* Data for this exercise:
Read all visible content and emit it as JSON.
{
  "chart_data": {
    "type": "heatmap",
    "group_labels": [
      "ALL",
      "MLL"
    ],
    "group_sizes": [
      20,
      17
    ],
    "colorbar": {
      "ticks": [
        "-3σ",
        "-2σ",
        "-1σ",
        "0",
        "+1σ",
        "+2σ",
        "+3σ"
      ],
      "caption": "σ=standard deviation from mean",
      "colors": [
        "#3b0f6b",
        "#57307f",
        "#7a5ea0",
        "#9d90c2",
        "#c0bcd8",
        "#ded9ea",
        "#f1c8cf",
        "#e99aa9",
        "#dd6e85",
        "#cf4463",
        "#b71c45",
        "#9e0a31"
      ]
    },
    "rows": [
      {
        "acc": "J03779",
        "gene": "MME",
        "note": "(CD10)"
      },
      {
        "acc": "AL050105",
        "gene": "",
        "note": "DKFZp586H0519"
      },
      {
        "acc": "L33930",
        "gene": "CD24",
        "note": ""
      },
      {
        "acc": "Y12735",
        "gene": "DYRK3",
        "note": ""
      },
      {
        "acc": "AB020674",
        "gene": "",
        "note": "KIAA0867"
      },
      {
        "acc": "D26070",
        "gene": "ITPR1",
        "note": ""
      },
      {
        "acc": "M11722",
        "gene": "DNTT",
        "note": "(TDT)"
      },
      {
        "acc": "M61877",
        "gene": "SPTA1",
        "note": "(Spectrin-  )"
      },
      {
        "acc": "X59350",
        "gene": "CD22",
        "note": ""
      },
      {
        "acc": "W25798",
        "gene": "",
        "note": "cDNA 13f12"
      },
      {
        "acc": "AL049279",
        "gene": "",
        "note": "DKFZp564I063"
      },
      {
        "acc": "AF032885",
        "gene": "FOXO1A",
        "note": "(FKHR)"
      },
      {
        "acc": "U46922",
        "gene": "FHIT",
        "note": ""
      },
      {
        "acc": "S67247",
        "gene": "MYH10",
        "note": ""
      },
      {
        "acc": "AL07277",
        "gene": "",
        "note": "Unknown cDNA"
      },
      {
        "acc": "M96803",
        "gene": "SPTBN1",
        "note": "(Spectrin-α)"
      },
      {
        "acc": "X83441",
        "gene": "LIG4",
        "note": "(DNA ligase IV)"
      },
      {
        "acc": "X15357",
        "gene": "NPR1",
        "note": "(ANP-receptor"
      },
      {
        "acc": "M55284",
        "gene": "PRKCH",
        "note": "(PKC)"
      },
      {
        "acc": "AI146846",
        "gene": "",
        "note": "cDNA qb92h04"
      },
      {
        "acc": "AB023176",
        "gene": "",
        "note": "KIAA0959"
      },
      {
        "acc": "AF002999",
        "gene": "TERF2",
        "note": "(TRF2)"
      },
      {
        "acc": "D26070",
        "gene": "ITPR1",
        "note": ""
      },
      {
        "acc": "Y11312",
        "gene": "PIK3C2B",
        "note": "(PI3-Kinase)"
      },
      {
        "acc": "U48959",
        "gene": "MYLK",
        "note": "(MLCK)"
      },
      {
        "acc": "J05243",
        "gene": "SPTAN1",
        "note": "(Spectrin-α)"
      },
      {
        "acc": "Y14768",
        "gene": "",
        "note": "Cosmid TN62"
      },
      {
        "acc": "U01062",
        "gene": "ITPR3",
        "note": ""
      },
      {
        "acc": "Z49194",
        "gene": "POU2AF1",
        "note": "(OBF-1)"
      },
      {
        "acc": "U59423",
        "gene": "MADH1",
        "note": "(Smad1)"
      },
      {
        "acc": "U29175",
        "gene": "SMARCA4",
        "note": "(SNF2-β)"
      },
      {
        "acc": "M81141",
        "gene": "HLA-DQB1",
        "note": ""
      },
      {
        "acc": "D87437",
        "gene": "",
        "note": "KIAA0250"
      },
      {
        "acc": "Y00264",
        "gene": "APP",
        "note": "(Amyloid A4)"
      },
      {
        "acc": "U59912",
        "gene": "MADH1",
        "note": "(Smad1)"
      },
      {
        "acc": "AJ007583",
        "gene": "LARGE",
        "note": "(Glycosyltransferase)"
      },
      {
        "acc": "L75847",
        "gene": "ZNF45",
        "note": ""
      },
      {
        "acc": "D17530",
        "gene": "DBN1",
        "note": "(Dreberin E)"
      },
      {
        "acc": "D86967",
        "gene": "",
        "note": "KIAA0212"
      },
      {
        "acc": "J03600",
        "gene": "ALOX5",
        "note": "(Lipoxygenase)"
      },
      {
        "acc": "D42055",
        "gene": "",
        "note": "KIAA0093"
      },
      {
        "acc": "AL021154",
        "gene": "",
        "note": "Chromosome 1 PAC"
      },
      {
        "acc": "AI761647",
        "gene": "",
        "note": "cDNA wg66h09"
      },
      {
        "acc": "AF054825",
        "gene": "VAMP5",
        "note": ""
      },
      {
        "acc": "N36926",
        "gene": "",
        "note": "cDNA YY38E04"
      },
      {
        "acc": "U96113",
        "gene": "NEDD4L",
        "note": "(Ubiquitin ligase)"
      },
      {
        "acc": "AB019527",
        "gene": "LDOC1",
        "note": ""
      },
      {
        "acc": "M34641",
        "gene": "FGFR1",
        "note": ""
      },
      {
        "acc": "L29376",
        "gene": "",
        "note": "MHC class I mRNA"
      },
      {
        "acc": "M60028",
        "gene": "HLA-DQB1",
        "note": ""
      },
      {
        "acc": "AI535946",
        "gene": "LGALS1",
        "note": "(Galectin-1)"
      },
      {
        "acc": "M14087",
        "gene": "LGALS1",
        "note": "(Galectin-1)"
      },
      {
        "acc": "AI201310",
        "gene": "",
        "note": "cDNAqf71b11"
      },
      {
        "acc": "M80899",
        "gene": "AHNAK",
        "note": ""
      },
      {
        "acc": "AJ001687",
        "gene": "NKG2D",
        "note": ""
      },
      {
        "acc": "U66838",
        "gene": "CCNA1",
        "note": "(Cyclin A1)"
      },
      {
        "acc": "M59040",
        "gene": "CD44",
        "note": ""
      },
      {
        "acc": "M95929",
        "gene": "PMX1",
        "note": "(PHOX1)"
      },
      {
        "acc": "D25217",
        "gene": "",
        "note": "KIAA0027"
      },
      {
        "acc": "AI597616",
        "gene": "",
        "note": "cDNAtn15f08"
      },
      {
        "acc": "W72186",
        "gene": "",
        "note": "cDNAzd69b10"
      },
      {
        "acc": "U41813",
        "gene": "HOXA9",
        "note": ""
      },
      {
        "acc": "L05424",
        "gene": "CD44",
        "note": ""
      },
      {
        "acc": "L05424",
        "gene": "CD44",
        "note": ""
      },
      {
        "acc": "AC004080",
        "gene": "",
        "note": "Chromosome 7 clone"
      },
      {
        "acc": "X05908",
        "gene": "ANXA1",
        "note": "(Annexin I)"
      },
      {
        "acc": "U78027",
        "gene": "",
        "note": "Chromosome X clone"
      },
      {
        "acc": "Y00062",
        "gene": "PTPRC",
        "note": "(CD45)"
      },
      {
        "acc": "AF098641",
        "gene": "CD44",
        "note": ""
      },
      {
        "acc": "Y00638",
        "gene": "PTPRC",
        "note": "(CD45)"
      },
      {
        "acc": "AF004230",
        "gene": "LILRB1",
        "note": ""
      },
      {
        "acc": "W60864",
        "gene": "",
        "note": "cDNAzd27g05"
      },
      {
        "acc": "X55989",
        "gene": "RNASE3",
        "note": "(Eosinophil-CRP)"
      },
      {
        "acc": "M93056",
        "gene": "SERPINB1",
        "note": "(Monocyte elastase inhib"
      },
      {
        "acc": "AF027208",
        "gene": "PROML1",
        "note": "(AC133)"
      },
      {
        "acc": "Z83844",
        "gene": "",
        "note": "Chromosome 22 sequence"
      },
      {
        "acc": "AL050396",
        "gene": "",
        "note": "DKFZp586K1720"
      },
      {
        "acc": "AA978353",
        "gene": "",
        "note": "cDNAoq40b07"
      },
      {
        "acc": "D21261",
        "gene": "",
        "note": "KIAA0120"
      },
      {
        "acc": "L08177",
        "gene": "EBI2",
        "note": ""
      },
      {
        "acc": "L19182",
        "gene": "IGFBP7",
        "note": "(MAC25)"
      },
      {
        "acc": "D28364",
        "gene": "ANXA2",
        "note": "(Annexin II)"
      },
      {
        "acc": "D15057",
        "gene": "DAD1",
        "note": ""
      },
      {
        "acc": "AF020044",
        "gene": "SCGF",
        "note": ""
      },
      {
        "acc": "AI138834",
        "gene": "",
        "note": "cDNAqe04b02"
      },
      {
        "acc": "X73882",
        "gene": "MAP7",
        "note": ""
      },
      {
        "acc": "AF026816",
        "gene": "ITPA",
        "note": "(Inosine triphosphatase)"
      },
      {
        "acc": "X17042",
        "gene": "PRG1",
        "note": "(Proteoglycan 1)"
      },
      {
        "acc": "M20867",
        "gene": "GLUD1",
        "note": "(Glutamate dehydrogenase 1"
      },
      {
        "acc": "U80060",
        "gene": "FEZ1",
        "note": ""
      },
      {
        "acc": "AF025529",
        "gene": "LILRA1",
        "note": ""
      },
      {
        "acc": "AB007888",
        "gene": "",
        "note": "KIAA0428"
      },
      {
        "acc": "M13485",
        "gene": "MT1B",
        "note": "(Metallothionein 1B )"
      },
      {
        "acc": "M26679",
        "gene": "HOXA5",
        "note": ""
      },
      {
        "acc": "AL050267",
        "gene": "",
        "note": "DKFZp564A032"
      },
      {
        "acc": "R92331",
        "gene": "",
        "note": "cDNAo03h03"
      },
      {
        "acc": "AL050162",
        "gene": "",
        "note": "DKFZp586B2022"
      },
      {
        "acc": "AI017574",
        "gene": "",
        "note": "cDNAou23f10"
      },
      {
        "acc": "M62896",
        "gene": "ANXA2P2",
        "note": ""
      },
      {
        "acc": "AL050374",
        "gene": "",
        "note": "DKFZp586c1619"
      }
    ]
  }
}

* Task to complete: Copy each line of the listing above that contains the word "clone".

* Solution below:
        "note": "Chromosome 7 clone"
        "note": "Chromosome X clone"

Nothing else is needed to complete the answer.